▶

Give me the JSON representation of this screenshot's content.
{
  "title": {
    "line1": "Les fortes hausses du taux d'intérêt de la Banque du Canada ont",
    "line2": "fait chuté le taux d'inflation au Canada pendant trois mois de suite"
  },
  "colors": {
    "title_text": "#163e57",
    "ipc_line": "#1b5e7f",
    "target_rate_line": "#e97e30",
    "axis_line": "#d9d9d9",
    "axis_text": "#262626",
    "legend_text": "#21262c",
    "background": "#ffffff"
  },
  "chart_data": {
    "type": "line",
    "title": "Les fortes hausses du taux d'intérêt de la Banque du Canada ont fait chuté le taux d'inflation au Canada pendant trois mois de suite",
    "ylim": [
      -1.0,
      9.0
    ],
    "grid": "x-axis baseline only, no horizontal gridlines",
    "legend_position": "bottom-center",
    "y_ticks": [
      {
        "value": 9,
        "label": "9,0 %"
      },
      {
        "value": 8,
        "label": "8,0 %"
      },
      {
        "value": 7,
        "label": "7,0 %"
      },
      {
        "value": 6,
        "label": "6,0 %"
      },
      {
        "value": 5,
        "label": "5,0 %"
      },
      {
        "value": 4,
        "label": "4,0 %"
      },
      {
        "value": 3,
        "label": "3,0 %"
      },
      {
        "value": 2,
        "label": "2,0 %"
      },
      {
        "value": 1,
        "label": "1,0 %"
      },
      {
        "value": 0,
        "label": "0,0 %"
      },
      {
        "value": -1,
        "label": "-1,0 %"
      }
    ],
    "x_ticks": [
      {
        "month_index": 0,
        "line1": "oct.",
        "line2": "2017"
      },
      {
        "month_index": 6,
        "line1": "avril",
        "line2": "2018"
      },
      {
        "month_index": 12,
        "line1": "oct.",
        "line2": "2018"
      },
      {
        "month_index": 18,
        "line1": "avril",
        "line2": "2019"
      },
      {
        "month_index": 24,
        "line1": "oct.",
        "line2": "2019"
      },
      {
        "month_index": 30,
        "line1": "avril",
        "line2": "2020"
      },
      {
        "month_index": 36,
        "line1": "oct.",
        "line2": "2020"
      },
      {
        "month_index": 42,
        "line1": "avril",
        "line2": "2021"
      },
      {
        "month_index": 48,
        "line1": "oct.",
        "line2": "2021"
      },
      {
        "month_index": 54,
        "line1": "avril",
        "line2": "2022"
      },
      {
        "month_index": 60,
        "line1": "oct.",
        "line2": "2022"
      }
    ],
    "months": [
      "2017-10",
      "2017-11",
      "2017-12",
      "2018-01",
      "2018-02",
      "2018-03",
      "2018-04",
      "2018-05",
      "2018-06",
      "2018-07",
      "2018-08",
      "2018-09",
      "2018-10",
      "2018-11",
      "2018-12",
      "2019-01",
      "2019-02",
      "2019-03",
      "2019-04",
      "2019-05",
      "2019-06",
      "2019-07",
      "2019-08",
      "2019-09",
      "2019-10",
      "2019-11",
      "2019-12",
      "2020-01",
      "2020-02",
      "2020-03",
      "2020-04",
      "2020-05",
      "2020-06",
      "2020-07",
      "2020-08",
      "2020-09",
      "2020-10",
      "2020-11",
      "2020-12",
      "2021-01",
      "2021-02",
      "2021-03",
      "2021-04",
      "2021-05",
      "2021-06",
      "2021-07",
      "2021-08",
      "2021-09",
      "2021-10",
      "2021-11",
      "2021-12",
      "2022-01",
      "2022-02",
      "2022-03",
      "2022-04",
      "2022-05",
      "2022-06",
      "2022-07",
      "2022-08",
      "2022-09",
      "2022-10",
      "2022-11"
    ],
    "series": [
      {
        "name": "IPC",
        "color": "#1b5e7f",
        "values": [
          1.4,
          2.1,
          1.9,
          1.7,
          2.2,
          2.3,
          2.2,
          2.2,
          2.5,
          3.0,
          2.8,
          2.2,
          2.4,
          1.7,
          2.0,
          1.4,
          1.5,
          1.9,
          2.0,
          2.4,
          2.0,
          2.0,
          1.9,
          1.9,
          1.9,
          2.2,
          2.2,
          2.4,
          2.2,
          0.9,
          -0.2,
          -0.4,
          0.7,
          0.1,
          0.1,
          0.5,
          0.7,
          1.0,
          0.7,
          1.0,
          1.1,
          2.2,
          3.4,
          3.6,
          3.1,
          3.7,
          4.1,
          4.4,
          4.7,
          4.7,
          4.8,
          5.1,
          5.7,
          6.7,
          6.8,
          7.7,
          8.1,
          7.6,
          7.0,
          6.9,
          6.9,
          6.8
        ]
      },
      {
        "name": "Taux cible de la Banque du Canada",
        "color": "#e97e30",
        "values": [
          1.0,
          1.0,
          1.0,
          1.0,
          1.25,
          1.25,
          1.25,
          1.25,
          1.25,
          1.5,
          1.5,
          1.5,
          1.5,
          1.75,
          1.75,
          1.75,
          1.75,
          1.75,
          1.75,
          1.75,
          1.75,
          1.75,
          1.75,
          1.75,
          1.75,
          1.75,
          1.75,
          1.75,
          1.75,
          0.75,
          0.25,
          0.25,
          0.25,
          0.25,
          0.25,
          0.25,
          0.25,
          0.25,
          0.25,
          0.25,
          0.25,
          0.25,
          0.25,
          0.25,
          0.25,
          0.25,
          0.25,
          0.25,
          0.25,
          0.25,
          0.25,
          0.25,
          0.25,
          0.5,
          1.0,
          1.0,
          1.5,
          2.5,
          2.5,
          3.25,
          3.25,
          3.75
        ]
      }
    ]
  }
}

◀

_EXERCISE_
Please reproduce every line of the material word for word.

_SOLVED PROBLEM_
Give me the JSON representation of this screenshot's content.
{
  "title": {
    "line1": "Les fortes hausses du taux d'intérêt de la Banque du Canada ont",
    "line2": "fait chuté le taux d'inflation au Canada pendant trois mois de suite"
  },
  "colors": {
    "title_text": "#163e57",
    "ipc_line": "#1b5e7f",
    "target_rate_line": "#e97e30",
    "axis_line": "#d9d9d9",
    "axis_text": "#262626",
    "legend_text": "#21262c",
    "background": "#ffffff"
  },
  "chart_data": {
    "type": "line",
    "title": "Les fortes hausses du taux d'intérêt de la Banque du Canada ont fait chuté le taux d'inflation au Canada pendant trois mois de suite",
    "ylim": [
      -1.0,
      9.0
    ],
    "grid": "x-axis baseline only, no horizontal gridlines",
    "legend_position": "bottom-center",
    "y_ticks": [
      {
        "value": 9,
        "label": "9,0 %"
      },
      {
        "value": 8,
        "label": "8,0 %"
      },
      {
        "value": 7,
        "label": "7,0 %"
      },
      {
        "value": 6,
        "label": "6,0 %"
      },
      {
        "value": 5,
        "label": "5,0 %"
      },
      {
        "value": 4,
        "label": "4,0 %"
      },
      {
        "value": 3,
        "label": "3,0 %"
      },
      {
        "value": 2,
        "label": "2,0 %"
      },
      {
        "value": 1,
        "label": "1,0 %"
      },
      {
        "value": 0,
        "label": "0,0 %"
      },
      {
        "value": -1,
        "label": "-1,0 %"
      }
    ],
    "x_ticks": [
      {
        "month_index": 0,
        "line1": "oct.",
        "line2": "2017"
      },
      {
        "month_index": 6,
        "line1": "avril",
        "line2": "2018"
      },
      {
        "month_index": 12,
        "line1": "oct.",
        "line2": "2018"
      },
      {
        "month_index": 18,
        "line1": "avril",
        "line2": "2019"
      },
      {
        "month_index": 24,
        "line1": "oct.",
        "line2": "2019"
      },
      {
        "month_index": 30,
        "line1": "avril",
        "line2": "2020"
      },
      {
        "month_index": 36,
        "line1": "oct.",
        "line2": "2020"
      },
      {
        "month_index": 42,
        "line1": "avril",
        "line2": "2021"
      },
      {
        "month_index": 48,
        "line1": "oct.",
        "line2": "2021"
      },
      {
        "month_index": 54,
        "line1": "avril",
        "line2": "2022"
      },
      {
        "month_index": 60,
        "line1": "oct.",
        "line2": "2022"
      }
    ],
    "months": [
      "2017-10",
      "2017-11",
      "2017-12",
      "2018-01",
      "2018-02",
      "2018-03",
      "2018-04",
      "2018-05",
      "2018-06",
      "2018-07",
      "2018-08",
      "2018-09",
      "2018-10",
      "2018-11",
      "2018-12",
      "2019-01",
      "2019-02",
      "2019-03",
      "2019-04",
      "2019-05",
      "2019-06",
      "2019-07",
      "2019-08",
      "2019-09",
      "2019-10",
      "2019-11",
      "2019-12",
      "2020-01",
      "2020-02",
      "2020-03",
      "2020-04",
      "2020-05",
      "2020-06",
      "2020-07",
      "2020-08",
      "2020-09",
      "2020-10",
      "2020-11",
      "2020-12",
      "2021-01",
      "2021-02",
      "2021-03",
      "2021-04",
      "2021-05",
      "2021-06",
      "2021-07",
      "2021-08",
      "2021-09",
      "2021-10",
      "2021-11",
      "2021-12",
      "2022-01",
      "2022-02",
      "2022-03",
      "2022-04",
      "2022-05",
      "2022-06",
      "2022-07",
      "2022-08",
      "2022-09",
      "2022-10",
      "2022-11"
    ],
    "series": [
      {
        "name": "IPC",
        "color": "#1b5e7f",
        "values": [
          1.4,
          2.1,
          1.9,
          1.7,
          2.2,
          2.3,
          2.2,
          2.2,
          2.5,
          3.0,
          2.8,
          2.2,
          2.4,
          1.7,
          2.0,
          1.4,
          1.5,
          1.9,
          2.0,
          2.4,
          2.0,
          2.0,
          1.9,
          1.9,
          1.9,
          2.2,
          2.2,
          2.4,
          2.2,
          0.9,
          -0.2,
          -0.4,
          0.7,
          0.1,
          0.1,
          0.5,
          0.7,
          1.0,
          0.7,
          1.0,
          1.1,
          2.2,
          3.4,
          3.6,
          3.1,
          3.7,
          4.1,
          4.4,
          4.7,
          4.7,
          4.8,
          5.1,
          5.7,
          6.7,
          6.8,
          7.7,
          8.1,
          7.6,
          7.0,
          6.9,
          6.9,
          6.8
        ]
      },
      {
        "name": "Taux cible de la Banque du Canada",
        "color": "#e97e30",
        "values": [
          1.0,
          1.0,
          1.0,
          1.0,
          1.25,
          1.25,
          1.25,
          1.25,
          1.25,
          1.5,
          1.5,
          1.5,
          1.5,
          1.75,
          1.75,
          1.75,
          1.75,
          1.75,
          1.75,
          1.75,
          1.75,
          1.75,
          1.75,
          1.75,
          1.75,
          1.75,
          1.75,
          1.75,
          1.75,
          0.75,
          0.25,
          0.25,
          0.25,
          0.25,
          0.25,
          0.25,
          0.25,
          0.25,
          0.25,
          0.25,
          0.25,
          0.25,
          0.25,
          0.25,
          0.25,
          0.25,
          0.25,
          0.25,
          0.25,
          0.25,
          0.25,
          0.25,
          0.25,
          0.5,
          1.0,
          1.0,
          1.5,
          2.5,
          2.5,
          3.25,
          3.25,
          3.75
        ]
      }
    ]
  }
}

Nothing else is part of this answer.